Stored records:
Begin

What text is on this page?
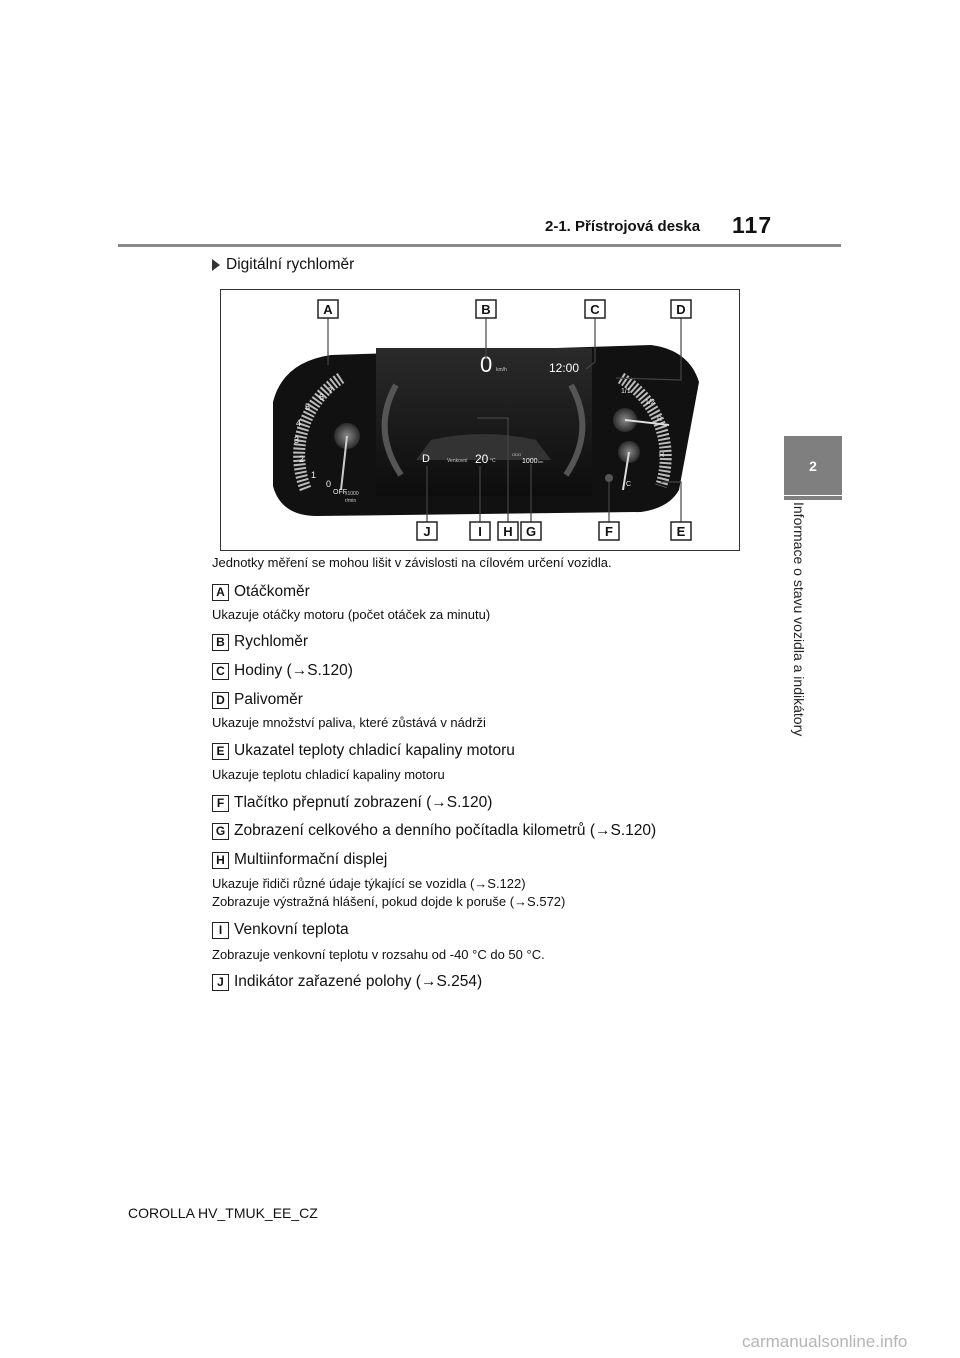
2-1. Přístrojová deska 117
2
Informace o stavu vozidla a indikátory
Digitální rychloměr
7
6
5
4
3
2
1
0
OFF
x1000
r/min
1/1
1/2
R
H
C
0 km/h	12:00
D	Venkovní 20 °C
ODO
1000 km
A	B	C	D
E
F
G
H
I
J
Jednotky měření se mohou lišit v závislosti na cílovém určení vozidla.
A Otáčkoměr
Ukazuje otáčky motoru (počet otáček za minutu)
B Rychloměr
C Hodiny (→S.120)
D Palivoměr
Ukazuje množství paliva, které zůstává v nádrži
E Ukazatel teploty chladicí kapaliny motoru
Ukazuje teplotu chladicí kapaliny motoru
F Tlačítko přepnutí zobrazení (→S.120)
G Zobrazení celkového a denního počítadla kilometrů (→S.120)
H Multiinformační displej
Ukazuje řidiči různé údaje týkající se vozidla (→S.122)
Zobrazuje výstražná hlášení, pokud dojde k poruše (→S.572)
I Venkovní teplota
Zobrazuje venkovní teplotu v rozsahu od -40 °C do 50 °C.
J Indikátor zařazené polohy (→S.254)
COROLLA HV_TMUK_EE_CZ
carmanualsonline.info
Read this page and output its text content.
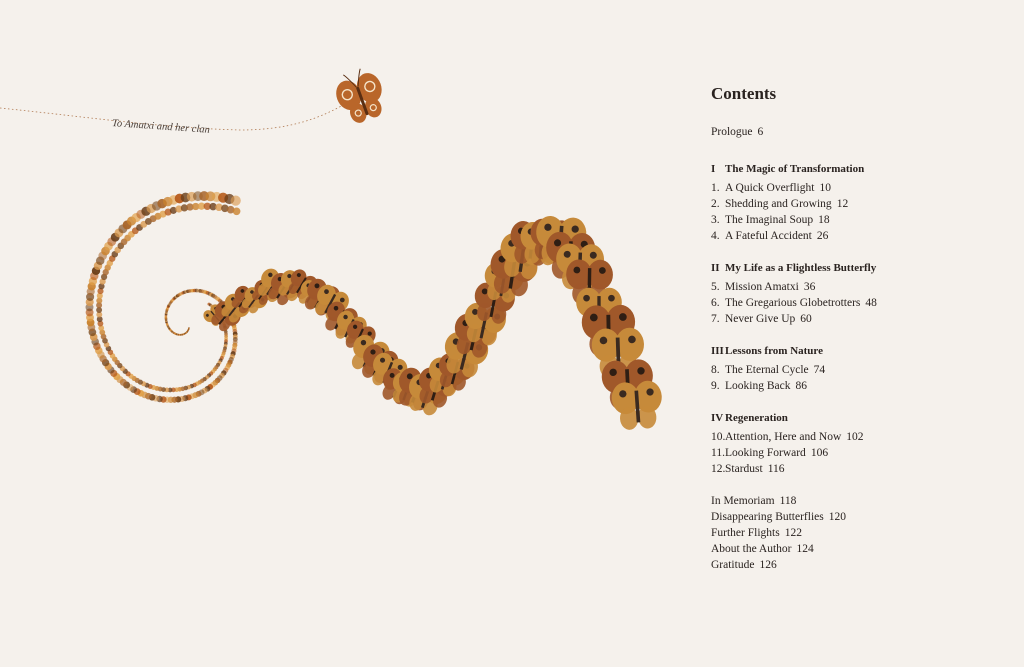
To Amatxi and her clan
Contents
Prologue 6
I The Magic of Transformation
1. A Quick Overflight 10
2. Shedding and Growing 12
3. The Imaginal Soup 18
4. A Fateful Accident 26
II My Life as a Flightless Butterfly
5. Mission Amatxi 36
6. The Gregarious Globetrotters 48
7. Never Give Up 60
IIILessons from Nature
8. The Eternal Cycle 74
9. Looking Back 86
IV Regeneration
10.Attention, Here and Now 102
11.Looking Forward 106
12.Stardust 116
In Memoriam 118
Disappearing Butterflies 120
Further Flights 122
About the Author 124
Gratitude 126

End

EXERCISE DETAILS —
List every line in the records above that contains the word "vozidla".

RESULT OF THE TASK —
Informace o stavu vozidla a indikátory
Jednotky měření se mohou lišit v závislosti na cílovém určení vozidla.
Ukazuje řidiči různé údaje týkající se vozidla (→S.122)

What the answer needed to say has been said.